In the data below, find every line that has the string "规费和税金", and copy it.
________
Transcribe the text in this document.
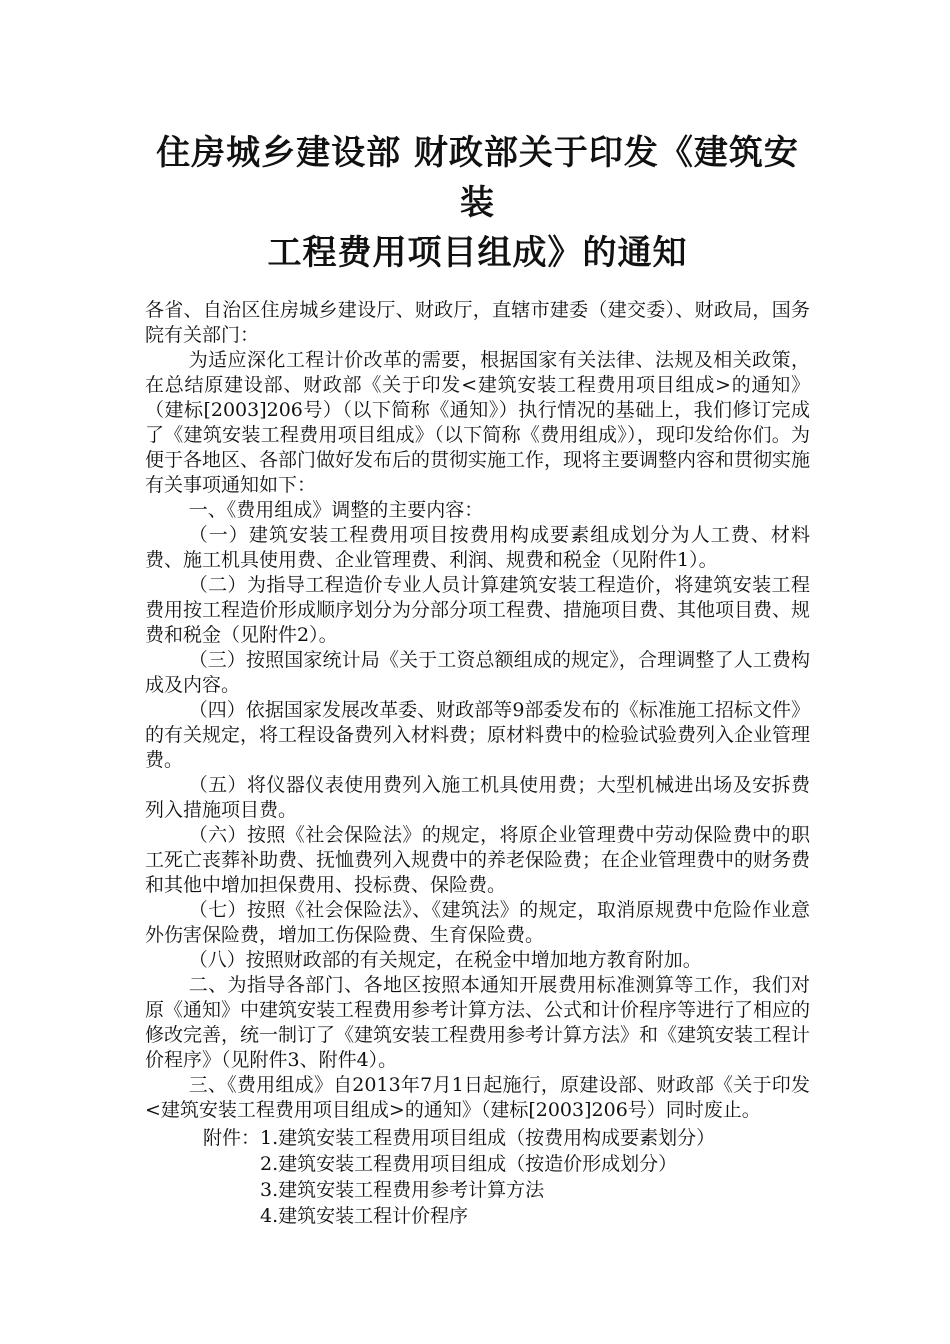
住房城乡建设部 财政部关于印发《建筑安装
工程费用项目组成》的通知

各省、自治区住房城乡建设厅、财政厅，直辖市建委（建交委）、财政局，国务院有关部门：

为适应深化工程计价改革的需要，根据国家有关法律、法规及相关政策，在总结原建设部、财政部《关于印发<建筑安装工程费用项目组成>的通知》（建标[2003]206号）（以下简称《通知》）执行情况的基础上，我们修订完成了《建筑安装工程费用项目组成》（以下简称《费用组成》），现印发给你们。为便于各地区、各部门做好发布后的贯彻实施工作，现将主要调整内容和贯彻实施有关事项通知如下：

一、《费用组成》调整的主要内容：

（一）建筑安装工程费用项目按费用构成要素组成划分为人工费、材料费、施工机具使用费、企业管理费、利润、规费和税金（见附件1）。

（二）为指导工程造价专业人员计算建筑安装工程造价，将建筑安装工程费用按工程造价形成顺序划分为分部分项工程费、措施项目费、其他项目费、规费和税金（见附件2）。

（三）按照国家统计局《关于工资总额组成的规定》，合理调整了人工费构成及内容。

（四）依据国家发展改革委、财政部等9部委发布的《标准施工招标文件》的有关规定，将工程设备费列入材料费；原材料费中的检验试验费列入企业管理费。

（五）将仪器仪表使用费列入施工机具使用费；大型机械进出场及安拆费列入措施项目费。

（六）按照《社会保险法》的规定，将原企业管理费中劳动保险费中的职工死亡丧葬补助费、抚恤费列入规费中的养老保险费；在企业管理费中的财务费和其他中增加担保费用、投标费、保险费。

（七）按照《社会保险法》、《建筑法》的规定，取消原规费中危险作业意外伤害保险费，增加工伤保险费、生育保险费。

（八）按照财政部的有关规定，在税金中增加地方教育附加。

二、为指导各部门、各地区按照本通知开展费用标准测算等工作，我们对原《通知》中建筑安装工程费用参考计算方法、公式和计价程序等进行了相应的修改完善，统一制订了《建筑安装工程费用参考计算方法》和《建筑安装工程计价程序》（见附件3、附件4）。

三、《费用组成》自2013年7月1日起施行，原建设部、财政部《关于印发<建筑安装工程费用项目组成>的通知》（建标[2003]206号）同时废止。

附件： 1.建筑安装工程费用项目组成（按费用构成要素划分）
2.建筑安装工程费用项目组成（按造价形成划分）
3.建筑安装工程费用参考计算方法
4.建筑安装工程计价程序
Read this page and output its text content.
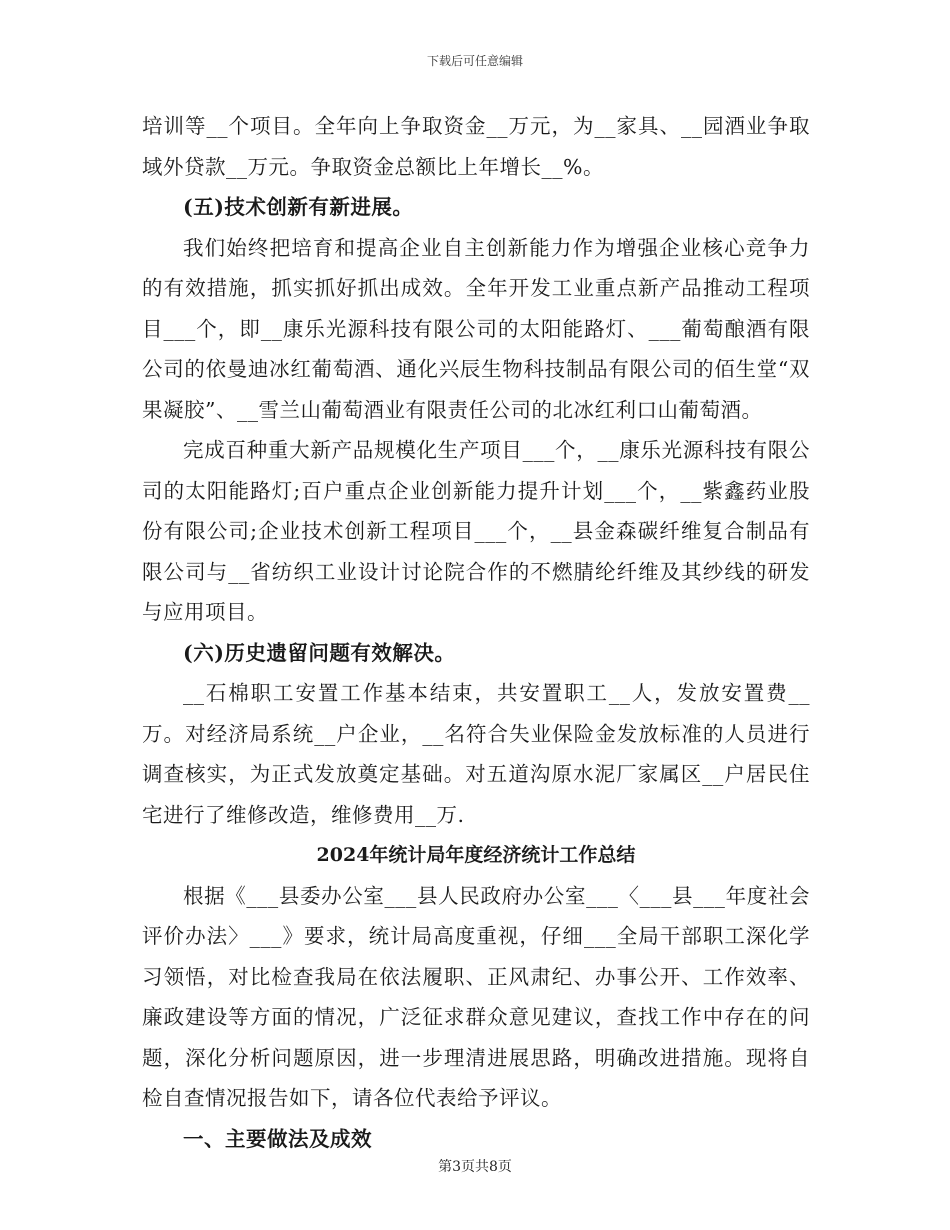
下载后可任意编辑

培训等__个项目。全年向上争取资金__万元，为__家具、__园酒业争取域外贷款__万元。争取资金总额比上年增长__%。

(五)技术创新有新进展。

我们始终把培育和提高企业自主创新能力作为增强企业核心竞争力的有效措施，抓实抓好抓出成效。全年开发工业重点新产品推动工程项目___个，即__康乐光源科技有限公司的太阳能路灯、___葡萄酿酒有限公司的依曼迪冰红葡萄酒、通化兴辰生物科技制品有限公司的佰生堂“双果凝胶”、__雪兰山葡萄酒业有限责任公司的北冰红利口山葡萄酒。

完成百种重大新产品规模化生产项目___个，__康乐光源科技有限公司的太阳能路灯;百户重点企业创新能力提升计划___个，__紫鑫药业股份有限公司;企业技术创新工程项目___个，__县金森碳纤维复合制品有限公司与__省纺织工业设计讨论院合作的不燃腈纶纤维及其纱线的研发与应用项目。

(六)历史遗留问题有效解决。

__石棉职工安置工作基本结束，共安置职工__人，发放安置费__万。对经济局系统__户企业，__名符合失业保险金发放标准的人员进行调查核实，为正式发放奠定基础。对五道沟原水泥厂家属区__户居民住宅进行了维修改造，维修费用__万.

2024年统计局年度经济统计工作总结

根据《___县委办公室___县人民政府办公室___〈___县___年度社会评价办法〉___》要求，统计局高度重视，仔细___全局干部职工深化学习领悟，对比检查我局在依法履职、正风肃纪、办事公开、工作效率、廉政建设等方面的情况，广泛征求群众意见建议，查找工作中存在的问题，深化分析问题原因，进一步理清进展思路，明确改进措施。现将自检自查情况报告如下，请各位代表给予评议。

一、主要做法及成效

第3页共8页
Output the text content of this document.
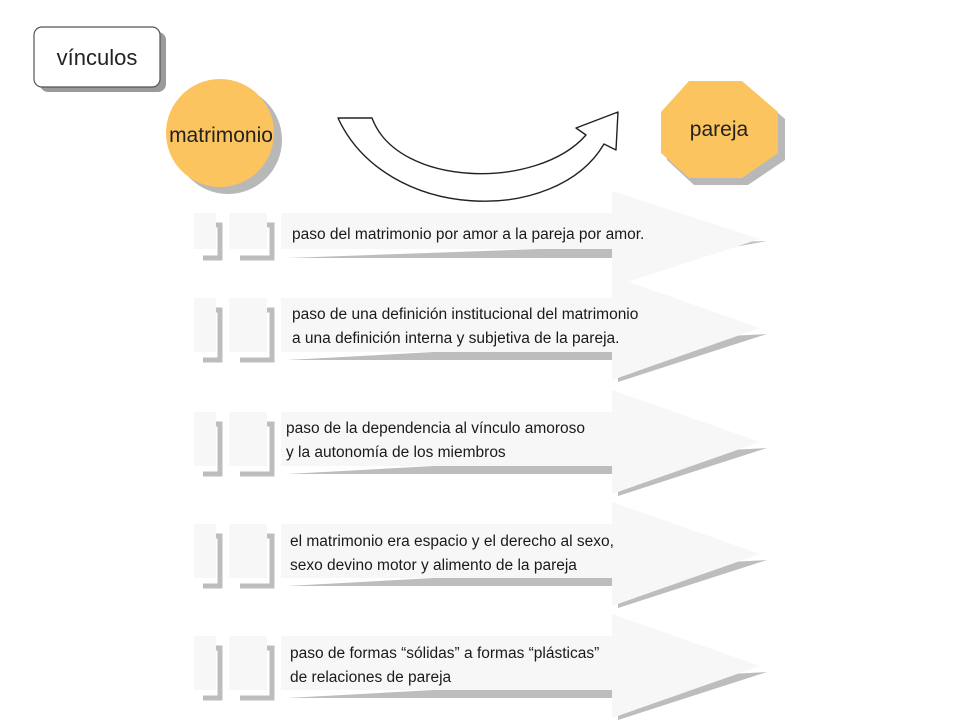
vínculos
matrimonio	pareja
paso del matrimonio por amor a la pareja por amor.
paso de una definición institucional del matrimonio a una definición interna y subjetiva de la pareja.
paso de la dependencia al vínculo amoroso y la autonomía de los miembros
el matrimonio era espacio y el derecho al sexo, sexo devino motor y alimento de la pareja
paso de formas “sólidas” a formas “plásticas” de relaciones de pareja
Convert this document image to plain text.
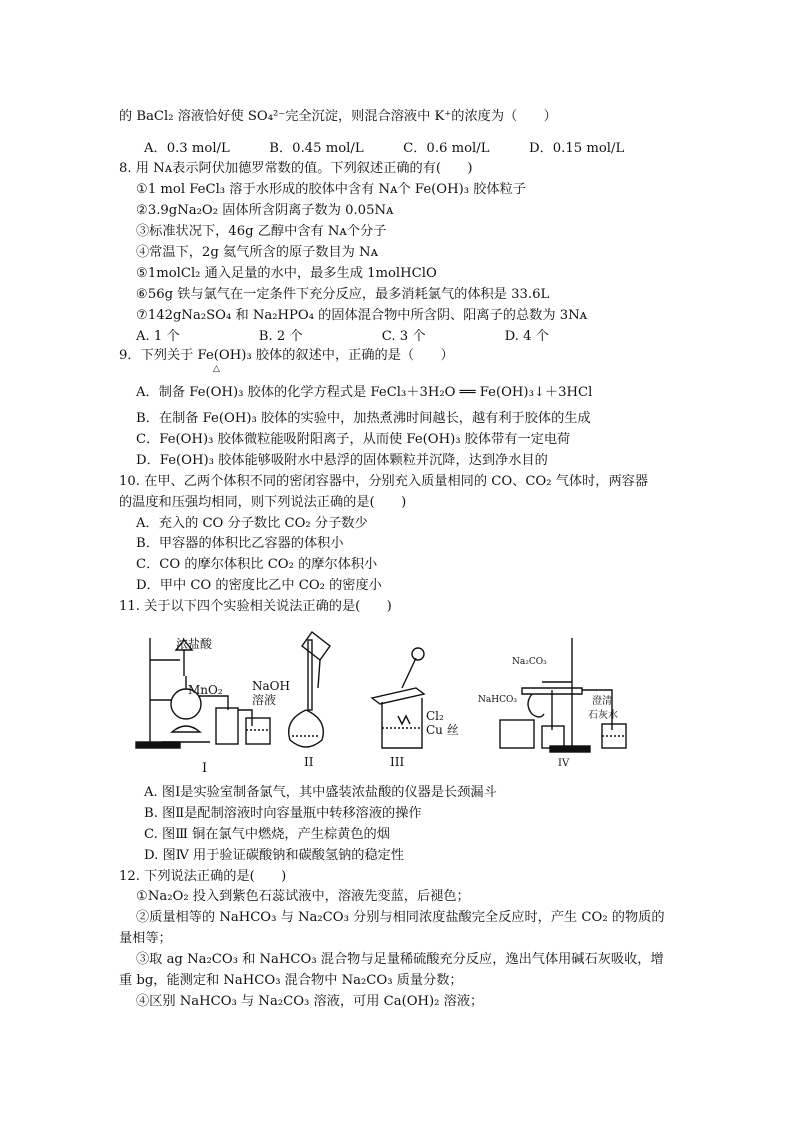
的 BaCl₂ 溶液恰好使 SO₄²⁻完全沉淀，则混合溶液中 K⁺的浓度为（　　）
A．0.3 mol/L　　　B．0.45 mol/L　　　C．0.6 mol/L　　　D．0.15 mol/L
8. 用 Nᴀ表示阿伏加德罗常数的值。下列叙述正确的有(　　)
①1 mol FeCl₃ 溶于水形成的胶体中含有 Nᴀ个 Fe(OH)₃ 胶体粒子
②3.9gNa₂O₂ 固体所含阴离子数为 0.05Nᴀ
③标准状况下，46g 乙醇中含有 Nᴀ个分子
④常温下，2g 氦气所含的原子数目为 Nᴀ
⑤1molCl₂ 通入足量的水中，最多生成 1molHClO
⑥56g 铁与氯气在一定条件下充分反应，最多消耗氯气的体积是 33.6L
⑦142gNa₂SO₄ 和 Na₂HPO₄ 的固体混合物中所含阴、阳离子的总数为 3Nᴀ
A. 1 个　　　　　　B. 2 个　　　　　　C. 3 个　　　　　　D. 4 个
9．下列关于 Fe(OH)₃ 胶体的叙述中，正确的是（　　）
△
A．制备 Fe(OH)₃ 胶体的化学方程式是 FeCl₃＋3H₂O ══ Fe(OH)₃↓＋3HCl
B．在制备 Fe(OH)₃ 胶体的实验中，加热煮沸时间越长，越有利于胶体的生成
C．Fe(OH)₃ 胶体微粒能吸附阳离子，从而使 Fe(OH)₃ 胶体带有一定电荷
D．Fe(OH)₃ 胶体能够吸附水中悬浮的固体颗粒并沉降，达到净水目的
10. 在甲、乙两个体积不同的密闭容器中，分别充入质量相同的 CO、CO₂ 气体时，两容器
的温度和压强均相同，则下列说法正确的是(　　)
A．充入的 CO 分子数比 CO₂ 分子数少
B．甲容器的体积比乙容器的体积小
C．CO 的摩尔体积比 CO₂ 的摩尔体积小
D．甲中 CO 的密度比乙中 CO₂ 的密度小
11. 关于以下四个实验相关说法正确的是(　　)
浓盐酸
MnO₂ NaOH
溶液
I	II
Cl₂
Cu 丝
III
Na₂CO₃
NaHCO₃	澄清
石灰水
IV
A. 图Ⅰ是实验室制备氯气，其中盛装浓盐酸的仪器是长颈漏斗
B. 图Ⅱ是配制溶液时向容量瓶中转移溶液的操作
C. 图Ⅲ 铜在氯气中燃烧，产生棕黄色的烟
D. 图Ⅳ 用于验证碳酸钠和碳酸氢钠的稳定性
12. 下列说法正确的是(　　)
①Na₂O₂ 投入到紫色石蕊试液中，溶液先变蓝，后褪色；
②质量相等的 NaHCO₃ 与 Na₂CO₃ 分别与相同浓度盐酸完全反应时，产生 CO₂ 的物质的
量相等；
③取 ag Na₂CO₃ 和 NaHCO₃ 混合物与足量稀硫酸充分反应，逸出气体用碱石灰吸收，增
重 bg，能测定和 NaHCO₃ 混合物中 Na₂CO₃ 质量分数；
④区别 NaHCO₃ 与 Na₂CO₃ 溶液，可用 Ca(OH)₂ 溶液；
________
**Expected answer**.
（一）建筑安装工程费用项目按费用构成要素组成划分为人工费、材料费、施工机具使用费、企业管理费、利润、规费和税金（见附件1）。
（二）为指导工程造价专业人员计算建筑安装工程造价，将建筑安装工程费用按工程造价形成顺序划分为分部分项工程费、措施项目费、其他项目费、规费和税金（见附件2）。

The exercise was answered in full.